▶ Your instructions: Exactly reproduce each record listed below.

▶ Data rows:
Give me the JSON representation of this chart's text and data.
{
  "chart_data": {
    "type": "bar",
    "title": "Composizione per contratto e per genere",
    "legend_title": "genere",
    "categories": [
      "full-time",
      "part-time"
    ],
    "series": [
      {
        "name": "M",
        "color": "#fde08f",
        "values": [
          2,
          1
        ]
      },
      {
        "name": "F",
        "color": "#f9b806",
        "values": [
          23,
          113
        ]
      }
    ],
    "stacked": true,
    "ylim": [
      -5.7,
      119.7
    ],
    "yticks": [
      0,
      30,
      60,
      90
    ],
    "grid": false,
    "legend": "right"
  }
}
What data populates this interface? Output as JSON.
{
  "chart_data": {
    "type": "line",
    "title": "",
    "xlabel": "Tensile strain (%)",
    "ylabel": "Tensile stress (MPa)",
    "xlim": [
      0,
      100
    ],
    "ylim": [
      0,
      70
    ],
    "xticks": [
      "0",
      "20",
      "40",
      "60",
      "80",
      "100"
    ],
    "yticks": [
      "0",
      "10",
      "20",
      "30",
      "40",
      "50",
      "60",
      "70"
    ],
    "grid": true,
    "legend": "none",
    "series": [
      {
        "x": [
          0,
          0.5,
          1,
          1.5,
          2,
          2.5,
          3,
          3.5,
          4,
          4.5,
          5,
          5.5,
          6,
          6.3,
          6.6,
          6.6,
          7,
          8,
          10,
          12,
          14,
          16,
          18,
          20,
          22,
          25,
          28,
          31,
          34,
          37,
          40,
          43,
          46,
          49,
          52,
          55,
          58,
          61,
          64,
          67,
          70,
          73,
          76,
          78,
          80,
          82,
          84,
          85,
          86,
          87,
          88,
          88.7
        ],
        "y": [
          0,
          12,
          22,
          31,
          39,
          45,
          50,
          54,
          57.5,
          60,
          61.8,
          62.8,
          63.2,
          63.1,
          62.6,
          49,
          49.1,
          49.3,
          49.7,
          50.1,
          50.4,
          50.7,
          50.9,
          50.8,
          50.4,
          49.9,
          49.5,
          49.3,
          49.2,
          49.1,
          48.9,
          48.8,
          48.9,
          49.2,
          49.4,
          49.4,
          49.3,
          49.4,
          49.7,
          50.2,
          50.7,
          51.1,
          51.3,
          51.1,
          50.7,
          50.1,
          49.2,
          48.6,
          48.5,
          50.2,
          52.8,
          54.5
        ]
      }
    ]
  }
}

▶ Answer below:
Give me the JSON representation of this chart's text and data.
{
  "chart_data": {
    "type": "bar",
    "title": "Composizione per contratto e per genere",
    "legend_title": "genere",
    "categories": [
      "full-time",
      "part-time"
    ],
    "series": [
      {
        "name": "M",
        "color": "#fde08f",
        "values": [
          2,
          1
        ]
      },
      {
        "name": "F",
        "color": "#f9b806",
        "values": [
          23,
          113
        ]
      }
    ],
    "stacked": true,
    "ylim": [
      -5.7,
      119.7
    ],
    "yticks": [
      0,
      30,
      60,
      90
    ],
    "grid": false,
    "legend": "right"
  }
}
What data populates this interface? Output as JSON.
{
  "chart_data": {
    "type": "line",
    "title": "",
    "xlabel": "Tensile strain (%)",
    "ylabel": "Tensile stress (MPa)",
    "xlim": [
      0,
      100
    ],
    "ylim": [
      0,
      70
    ],
    "xticks": [
      "0",
      "20",
      "40",
      "60",
      "80",
      "100"
    ],
    "yticks": [
      "0",
      "10",
      "20",
      "30",
      "40",
      "50",
      "60",
      "70"
    ],
    "grid": true,
    "legend": "none",
    "series": [
      {
        "x": [
          0,
          0.5,
          1,
          1.5,
          2,
          2.5,
          3,
          3.5,
          4,
          4.5,
          5,
          5.5,
          6,
          6.3,
          6.6,
          6.6,
          7,
          8,
          10,
          12,
          14,
          16,
          18,
          20,
          22,
          25,
          28,
          31,
          34,
          37,
          40,
          43,
          46,
          49,
          52,
          55,
          58,
          61,
          64,
          67,
          70,
          73,
          76,
          78,
          80,
          82,
          84,
          85,
          86,
          87,
          88,
          88.7
        ],
        "y": [
          0,
          12,
          22,
          31,
          39,
          45,
          50,
          54,
          57.5,
          60,
          61.8,
          62.8,
          63.2,
          63.1,
          62.6,
          49,
          49.1,
          49.3,
          49.7,
          50.1,
          50.4,
          50.7,
          50.9,
          50.8,
          50.4,
          49.9,
          49.5,
          49.3,
          49.2,
          49.1,
          48.9,
          48.8,
          48.9,
          49.2,
          49.4,
          49.4,
          49.3,
          49.4,
          49.7,
          50.2,
          50.7,
          51.1,
          51.3,
          51.1,
          50.7,
          50.1,
          49.2,
          48.6,
          48.5,
          50.2,
          52.8,
          54.5
        ]
      }
    ]
  }
}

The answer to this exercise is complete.